▶ WHAT IS BEING ASKED
Locate each line of the material that contains "this", then return it.

▶ RECORD EXCERPTS
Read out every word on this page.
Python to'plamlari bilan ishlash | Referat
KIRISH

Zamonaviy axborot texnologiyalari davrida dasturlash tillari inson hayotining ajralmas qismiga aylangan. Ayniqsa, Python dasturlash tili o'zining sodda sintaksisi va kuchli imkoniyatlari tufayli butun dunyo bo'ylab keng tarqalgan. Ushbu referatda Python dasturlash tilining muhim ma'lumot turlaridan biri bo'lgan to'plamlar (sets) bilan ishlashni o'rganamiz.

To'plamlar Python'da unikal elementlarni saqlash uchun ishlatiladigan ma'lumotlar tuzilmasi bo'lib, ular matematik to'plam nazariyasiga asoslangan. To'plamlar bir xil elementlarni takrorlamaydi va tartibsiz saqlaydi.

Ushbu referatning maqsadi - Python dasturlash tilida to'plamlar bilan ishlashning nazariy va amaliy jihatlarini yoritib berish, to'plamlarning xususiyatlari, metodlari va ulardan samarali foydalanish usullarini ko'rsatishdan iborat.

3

---

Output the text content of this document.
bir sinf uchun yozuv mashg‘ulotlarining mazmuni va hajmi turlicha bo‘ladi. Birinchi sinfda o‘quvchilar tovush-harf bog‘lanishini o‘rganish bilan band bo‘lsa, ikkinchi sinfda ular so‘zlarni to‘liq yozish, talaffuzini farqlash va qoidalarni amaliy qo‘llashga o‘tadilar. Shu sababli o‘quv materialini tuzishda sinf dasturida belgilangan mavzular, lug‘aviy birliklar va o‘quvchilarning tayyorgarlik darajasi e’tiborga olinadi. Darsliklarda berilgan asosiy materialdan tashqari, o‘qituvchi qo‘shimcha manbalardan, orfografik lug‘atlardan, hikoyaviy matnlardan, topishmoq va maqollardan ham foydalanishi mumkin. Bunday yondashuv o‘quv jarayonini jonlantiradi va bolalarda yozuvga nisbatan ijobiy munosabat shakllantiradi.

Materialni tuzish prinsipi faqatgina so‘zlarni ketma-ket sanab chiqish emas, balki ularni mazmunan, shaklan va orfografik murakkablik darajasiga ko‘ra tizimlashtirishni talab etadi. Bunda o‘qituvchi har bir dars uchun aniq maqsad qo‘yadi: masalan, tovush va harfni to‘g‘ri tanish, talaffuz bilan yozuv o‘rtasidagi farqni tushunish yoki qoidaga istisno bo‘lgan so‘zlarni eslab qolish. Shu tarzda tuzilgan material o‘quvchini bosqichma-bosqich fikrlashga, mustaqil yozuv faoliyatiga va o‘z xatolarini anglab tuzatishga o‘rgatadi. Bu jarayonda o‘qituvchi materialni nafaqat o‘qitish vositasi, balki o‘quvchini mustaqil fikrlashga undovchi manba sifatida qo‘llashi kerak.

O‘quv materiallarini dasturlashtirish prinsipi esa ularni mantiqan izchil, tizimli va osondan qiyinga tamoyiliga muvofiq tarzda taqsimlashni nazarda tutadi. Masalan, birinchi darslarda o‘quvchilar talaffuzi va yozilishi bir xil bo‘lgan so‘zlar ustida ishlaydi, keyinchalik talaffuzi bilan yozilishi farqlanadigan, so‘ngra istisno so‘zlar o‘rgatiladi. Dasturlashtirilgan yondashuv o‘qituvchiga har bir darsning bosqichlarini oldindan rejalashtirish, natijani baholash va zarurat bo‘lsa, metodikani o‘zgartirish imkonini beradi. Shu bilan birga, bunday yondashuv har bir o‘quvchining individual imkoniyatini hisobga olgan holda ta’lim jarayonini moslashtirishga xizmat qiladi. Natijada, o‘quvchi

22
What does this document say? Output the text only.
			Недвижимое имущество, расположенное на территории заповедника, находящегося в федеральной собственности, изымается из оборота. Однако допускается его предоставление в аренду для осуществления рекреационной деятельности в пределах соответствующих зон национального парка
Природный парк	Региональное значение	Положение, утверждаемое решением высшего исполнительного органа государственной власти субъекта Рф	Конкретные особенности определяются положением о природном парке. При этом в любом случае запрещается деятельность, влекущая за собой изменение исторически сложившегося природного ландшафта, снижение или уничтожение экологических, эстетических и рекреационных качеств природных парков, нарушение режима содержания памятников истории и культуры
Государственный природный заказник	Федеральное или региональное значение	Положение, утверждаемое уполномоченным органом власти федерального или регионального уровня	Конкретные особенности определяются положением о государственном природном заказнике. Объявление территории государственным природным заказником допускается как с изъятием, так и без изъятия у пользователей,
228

▶ ANSWER FOR THE TASK
Read out every word on this page.
Output the text content of this document.
What does this document say? Output the text only.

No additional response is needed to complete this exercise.